- [What you have to do]
Please determine how many lines of the material include the word "Monthly", and respond with nothing but that number.

────────────────────

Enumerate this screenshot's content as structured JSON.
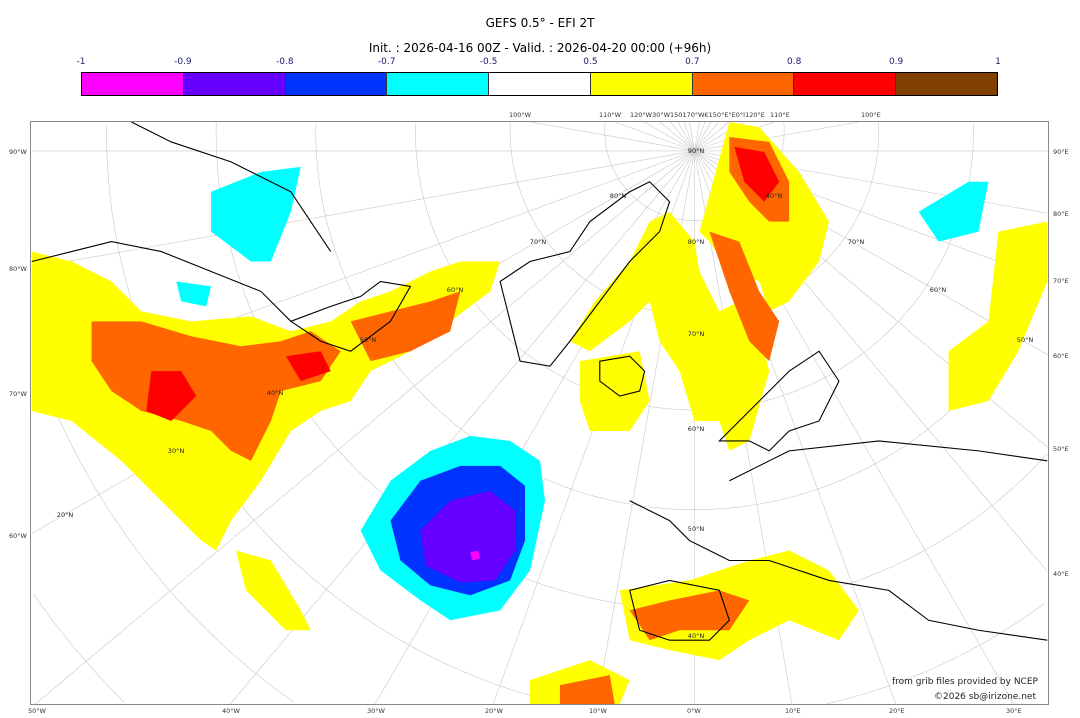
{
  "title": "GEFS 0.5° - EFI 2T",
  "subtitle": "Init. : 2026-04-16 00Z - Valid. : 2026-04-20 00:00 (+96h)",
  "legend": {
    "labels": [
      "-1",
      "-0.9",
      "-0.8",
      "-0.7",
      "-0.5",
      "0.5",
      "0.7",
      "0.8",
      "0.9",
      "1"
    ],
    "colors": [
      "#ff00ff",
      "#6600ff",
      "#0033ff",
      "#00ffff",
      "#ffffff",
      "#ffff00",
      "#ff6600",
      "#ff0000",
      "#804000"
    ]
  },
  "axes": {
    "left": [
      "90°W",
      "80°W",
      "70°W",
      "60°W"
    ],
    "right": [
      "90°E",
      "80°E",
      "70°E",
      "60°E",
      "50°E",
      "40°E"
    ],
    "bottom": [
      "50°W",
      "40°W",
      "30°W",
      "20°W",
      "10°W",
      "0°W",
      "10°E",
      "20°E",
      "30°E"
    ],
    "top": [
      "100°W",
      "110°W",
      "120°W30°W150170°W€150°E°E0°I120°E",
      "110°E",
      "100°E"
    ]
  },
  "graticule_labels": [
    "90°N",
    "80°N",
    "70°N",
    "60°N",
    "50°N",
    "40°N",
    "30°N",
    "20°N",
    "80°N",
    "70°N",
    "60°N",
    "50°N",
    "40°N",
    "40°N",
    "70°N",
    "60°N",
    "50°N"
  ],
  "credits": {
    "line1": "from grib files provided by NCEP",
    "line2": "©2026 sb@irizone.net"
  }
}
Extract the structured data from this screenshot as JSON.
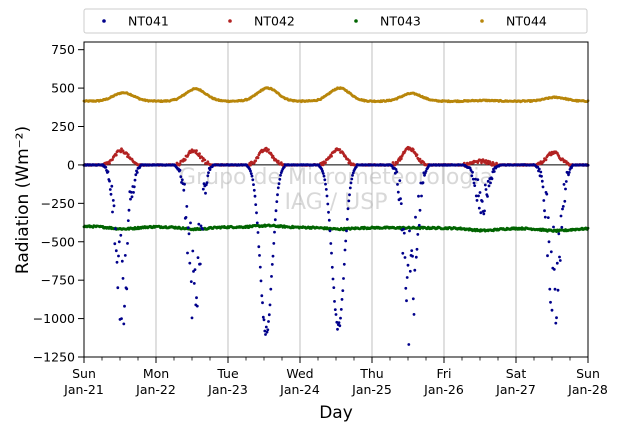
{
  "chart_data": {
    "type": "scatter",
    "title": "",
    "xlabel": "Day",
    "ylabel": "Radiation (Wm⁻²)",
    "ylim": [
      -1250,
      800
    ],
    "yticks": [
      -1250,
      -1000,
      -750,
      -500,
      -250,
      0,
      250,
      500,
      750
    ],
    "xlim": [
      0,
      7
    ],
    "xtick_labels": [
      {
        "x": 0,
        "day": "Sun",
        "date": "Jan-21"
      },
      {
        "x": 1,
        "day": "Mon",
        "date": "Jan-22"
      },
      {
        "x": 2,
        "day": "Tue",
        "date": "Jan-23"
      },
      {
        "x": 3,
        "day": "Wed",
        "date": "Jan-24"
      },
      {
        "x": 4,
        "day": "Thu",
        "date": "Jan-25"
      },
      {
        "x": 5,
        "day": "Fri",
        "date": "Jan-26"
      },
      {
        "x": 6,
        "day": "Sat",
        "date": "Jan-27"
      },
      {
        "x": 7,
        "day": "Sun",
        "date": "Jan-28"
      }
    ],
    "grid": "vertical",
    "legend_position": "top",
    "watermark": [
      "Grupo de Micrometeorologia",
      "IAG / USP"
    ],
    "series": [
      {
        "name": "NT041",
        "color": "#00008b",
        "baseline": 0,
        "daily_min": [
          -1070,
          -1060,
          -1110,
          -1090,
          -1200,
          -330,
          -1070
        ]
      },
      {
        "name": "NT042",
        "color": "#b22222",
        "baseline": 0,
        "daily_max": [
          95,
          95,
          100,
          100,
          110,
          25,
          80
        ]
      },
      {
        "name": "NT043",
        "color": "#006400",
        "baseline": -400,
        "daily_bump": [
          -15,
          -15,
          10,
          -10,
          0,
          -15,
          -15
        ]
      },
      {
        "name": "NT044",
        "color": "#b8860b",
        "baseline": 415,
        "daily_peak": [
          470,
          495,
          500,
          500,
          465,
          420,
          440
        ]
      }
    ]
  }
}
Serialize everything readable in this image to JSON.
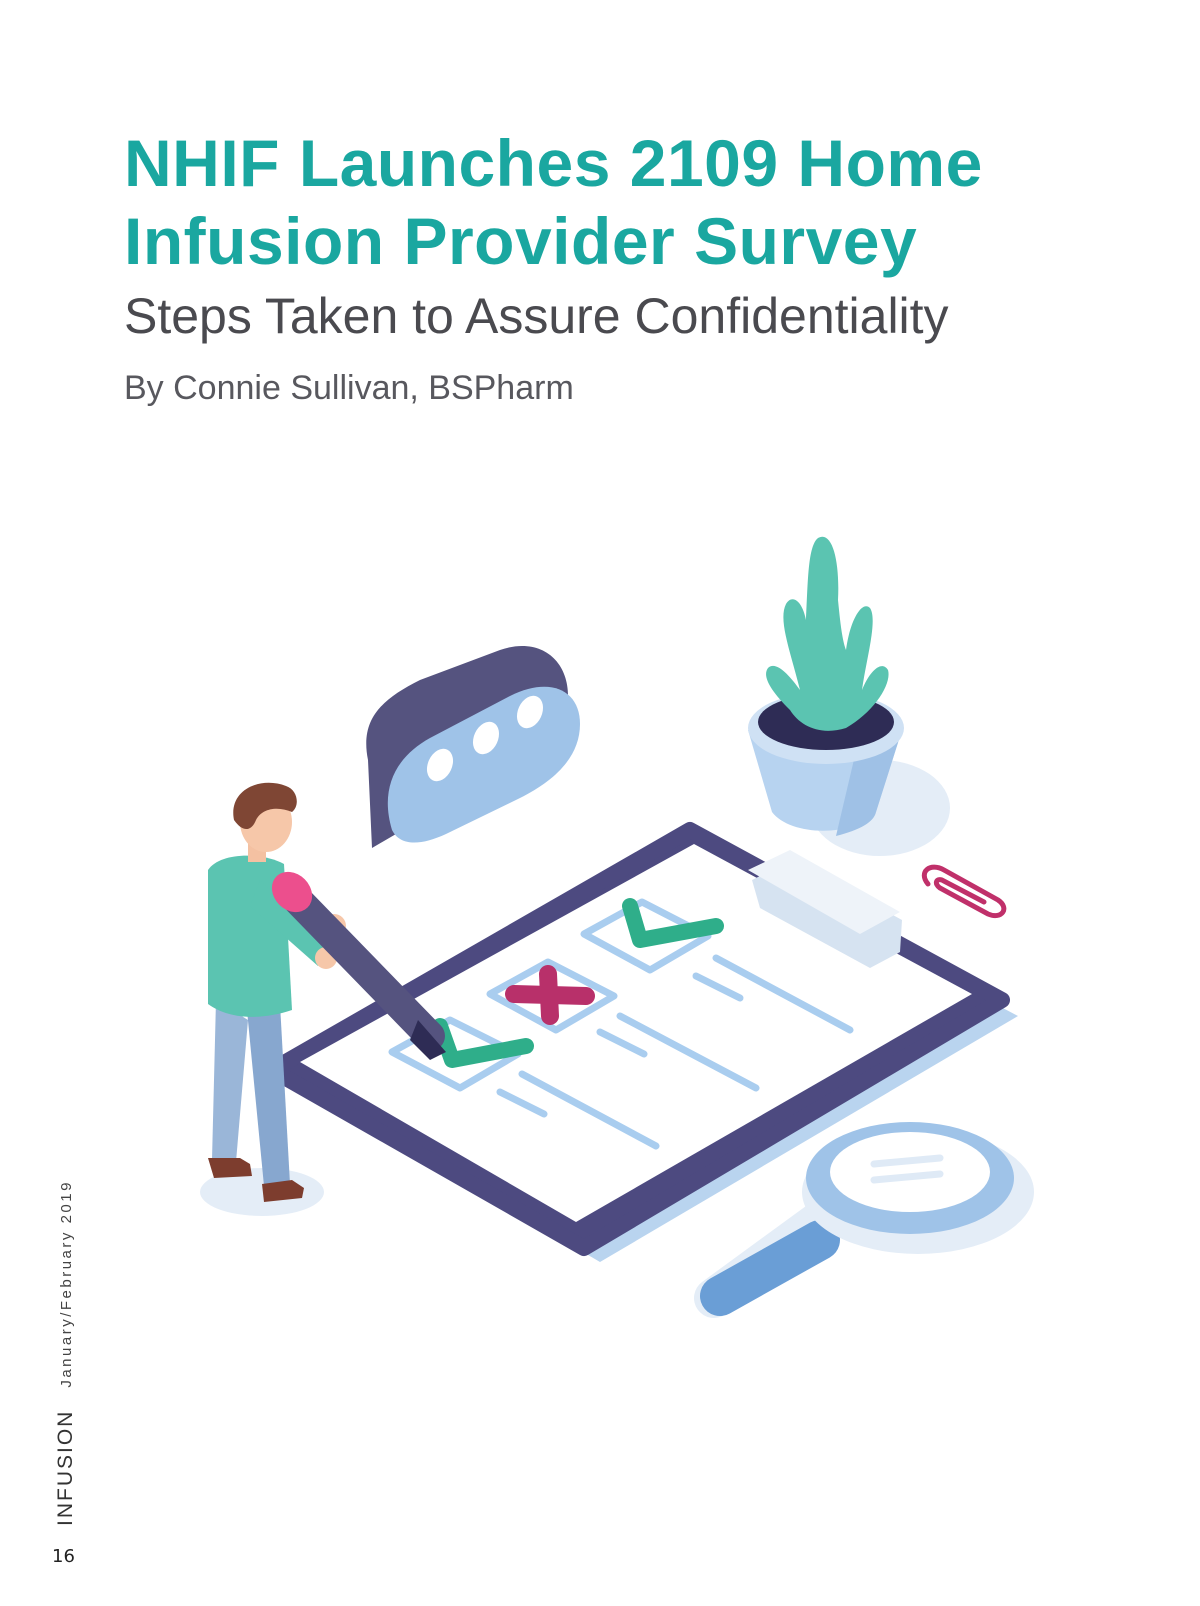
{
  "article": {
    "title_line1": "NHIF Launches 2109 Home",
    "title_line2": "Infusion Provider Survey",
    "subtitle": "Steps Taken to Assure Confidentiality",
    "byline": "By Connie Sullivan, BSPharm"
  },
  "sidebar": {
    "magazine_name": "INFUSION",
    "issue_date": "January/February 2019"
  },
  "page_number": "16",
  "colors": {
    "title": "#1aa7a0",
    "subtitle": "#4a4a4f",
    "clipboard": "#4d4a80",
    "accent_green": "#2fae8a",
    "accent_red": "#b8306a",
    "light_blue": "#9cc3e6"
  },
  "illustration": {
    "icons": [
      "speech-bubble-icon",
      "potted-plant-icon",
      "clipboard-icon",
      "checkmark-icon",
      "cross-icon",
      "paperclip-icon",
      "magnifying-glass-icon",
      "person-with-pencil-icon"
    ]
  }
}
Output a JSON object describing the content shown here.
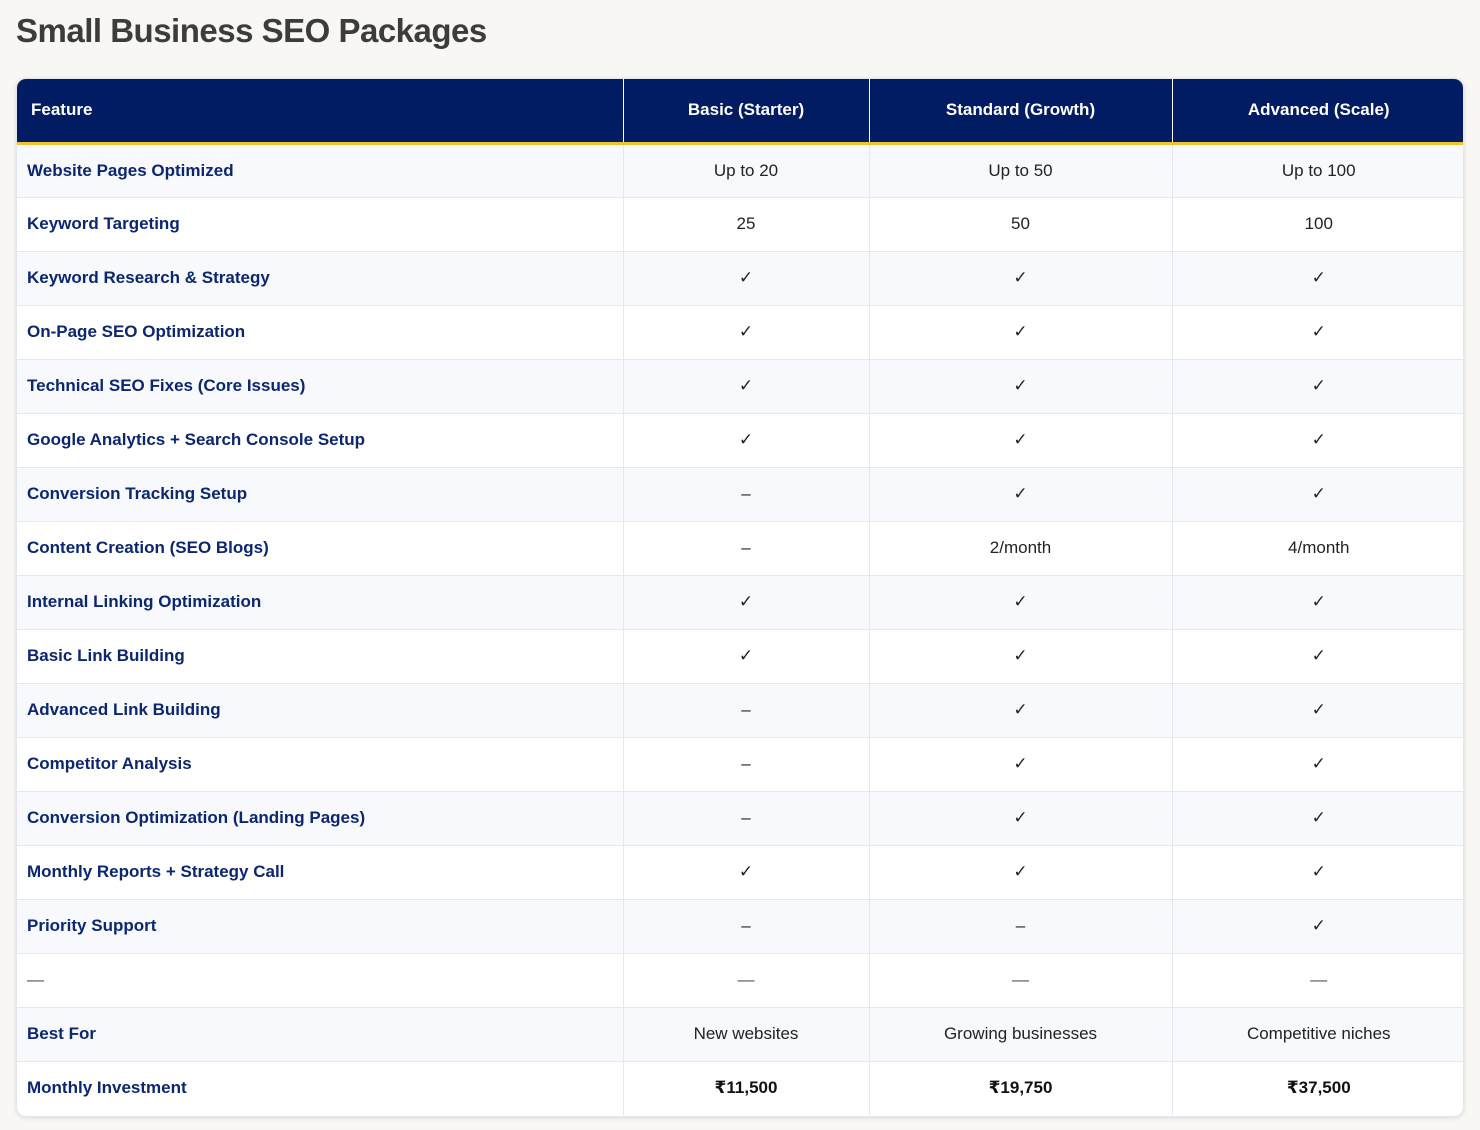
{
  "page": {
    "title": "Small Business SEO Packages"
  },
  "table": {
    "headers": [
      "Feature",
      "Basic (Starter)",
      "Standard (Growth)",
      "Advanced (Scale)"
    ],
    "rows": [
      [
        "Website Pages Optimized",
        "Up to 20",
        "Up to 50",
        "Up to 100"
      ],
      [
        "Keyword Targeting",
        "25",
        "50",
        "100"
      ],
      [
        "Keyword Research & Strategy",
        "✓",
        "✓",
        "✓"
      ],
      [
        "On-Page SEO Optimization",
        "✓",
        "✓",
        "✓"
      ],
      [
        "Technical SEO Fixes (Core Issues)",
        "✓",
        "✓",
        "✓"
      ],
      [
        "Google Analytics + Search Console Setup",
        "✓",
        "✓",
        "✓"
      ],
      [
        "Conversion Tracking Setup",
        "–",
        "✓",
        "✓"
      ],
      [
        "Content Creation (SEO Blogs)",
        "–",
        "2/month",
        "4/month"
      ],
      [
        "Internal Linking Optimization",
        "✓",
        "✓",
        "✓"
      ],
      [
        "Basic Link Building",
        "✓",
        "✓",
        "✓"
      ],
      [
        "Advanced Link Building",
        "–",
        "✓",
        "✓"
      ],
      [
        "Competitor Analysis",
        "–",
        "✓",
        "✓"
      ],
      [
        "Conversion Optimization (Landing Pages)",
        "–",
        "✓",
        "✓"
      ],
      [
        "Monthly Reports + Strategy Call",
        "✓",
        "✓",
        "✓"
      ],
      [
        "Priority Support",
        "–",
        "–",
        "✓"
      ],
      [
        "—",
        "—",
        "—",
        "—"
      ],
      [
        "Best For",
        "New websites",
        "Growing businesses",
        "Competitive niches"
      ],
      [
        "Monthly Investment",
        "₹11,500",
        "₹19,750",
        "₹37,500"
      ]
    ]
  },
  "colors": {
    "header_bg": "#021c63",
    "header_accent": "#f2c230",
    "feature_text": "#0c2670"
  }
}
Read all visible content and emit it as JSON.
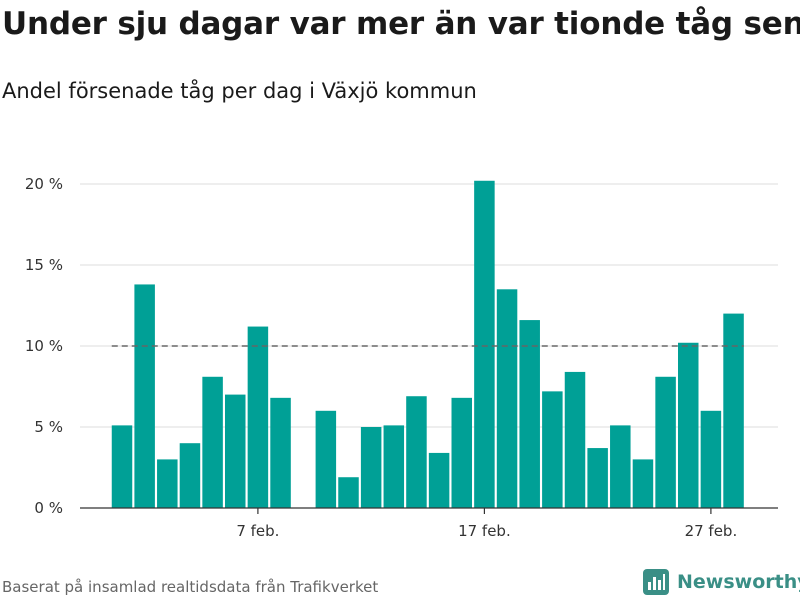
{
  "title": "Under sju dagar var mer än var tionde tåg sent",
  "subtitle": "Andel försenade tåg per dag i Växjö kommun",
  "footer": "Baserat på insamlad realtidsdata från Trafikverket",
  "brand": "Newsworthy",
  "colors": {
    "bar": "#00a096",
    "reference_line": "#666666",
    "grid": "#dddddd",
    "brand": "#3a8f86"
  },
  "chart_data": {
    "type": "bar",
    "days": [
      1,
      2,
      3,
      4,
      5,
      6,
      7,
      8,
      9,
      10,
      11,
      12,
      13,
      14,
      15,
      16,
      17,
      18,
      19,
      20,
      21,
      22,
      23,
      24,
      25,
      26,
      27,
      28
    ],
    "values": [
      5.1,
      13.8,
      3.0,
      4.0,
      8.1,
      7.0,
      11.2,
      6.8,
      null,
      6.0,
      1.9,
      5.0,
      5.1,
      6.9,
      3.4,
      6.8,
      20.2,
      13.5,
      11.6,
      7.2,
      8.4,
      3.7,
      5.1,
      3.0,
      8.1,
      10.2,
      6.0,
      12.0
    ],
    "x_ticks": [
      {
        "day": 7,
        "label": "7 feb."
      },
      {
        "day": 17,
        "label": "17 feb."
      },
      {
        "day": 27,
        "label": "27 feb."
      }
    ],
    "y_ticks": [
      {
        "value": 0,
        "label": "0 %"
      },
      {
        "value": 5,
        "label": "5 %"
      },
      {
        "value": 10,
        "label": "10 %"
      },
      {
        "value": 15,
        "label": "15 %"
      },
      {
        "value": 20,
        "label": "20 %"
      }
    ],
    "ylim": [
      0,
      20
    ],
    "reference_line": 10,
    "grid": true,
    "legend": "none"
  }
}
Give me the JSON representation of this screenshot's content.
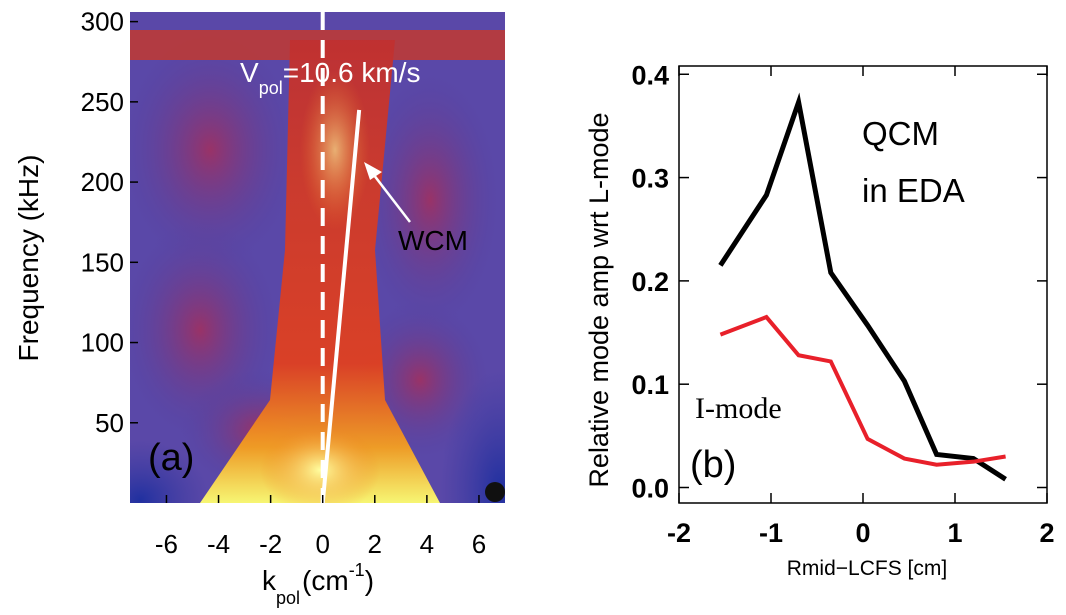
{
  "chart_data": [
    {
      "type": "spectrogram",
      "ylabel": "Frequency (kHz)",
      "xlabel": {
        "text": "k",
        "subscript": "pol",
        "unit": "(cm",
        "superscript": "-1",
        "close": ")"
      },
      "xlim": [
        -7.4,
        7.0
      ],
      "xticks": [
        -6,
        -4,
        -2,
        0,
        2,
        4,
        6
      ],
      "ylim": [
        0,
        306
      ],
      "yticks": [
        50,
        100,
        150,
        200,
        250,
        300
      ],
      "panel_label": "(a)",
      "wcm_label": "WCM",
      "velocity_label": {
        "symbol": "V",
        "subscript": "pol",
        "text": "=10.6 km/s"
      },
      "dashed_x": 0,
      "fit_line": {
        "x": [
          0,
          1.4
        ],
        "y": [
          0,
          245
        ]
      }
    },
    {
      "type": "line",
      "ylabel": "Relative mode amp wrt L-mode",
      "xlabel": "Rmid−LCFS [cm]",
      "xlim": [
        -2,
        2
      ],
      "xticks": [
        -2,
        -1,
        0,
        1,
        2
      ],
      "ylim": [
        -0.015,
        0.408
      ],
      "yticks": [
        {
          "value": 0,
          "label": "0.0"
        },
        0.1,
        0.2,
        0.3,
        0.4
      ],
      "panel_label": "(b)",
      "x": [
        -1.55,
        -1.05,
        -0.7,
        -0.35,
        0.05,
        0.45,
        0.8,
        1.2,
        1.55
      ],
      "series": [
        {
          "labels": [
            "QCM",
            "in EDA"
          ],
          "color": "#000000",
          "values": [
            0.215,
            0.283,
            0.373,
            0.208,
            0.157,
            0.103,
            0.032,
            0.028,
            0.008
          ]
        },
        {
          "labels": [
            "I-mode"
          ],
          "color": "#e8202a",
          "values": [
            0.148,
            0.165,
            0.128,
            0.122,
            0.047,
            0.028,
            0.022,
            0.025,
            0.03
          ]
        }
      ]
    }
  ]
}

────────────────────

- [In response]
2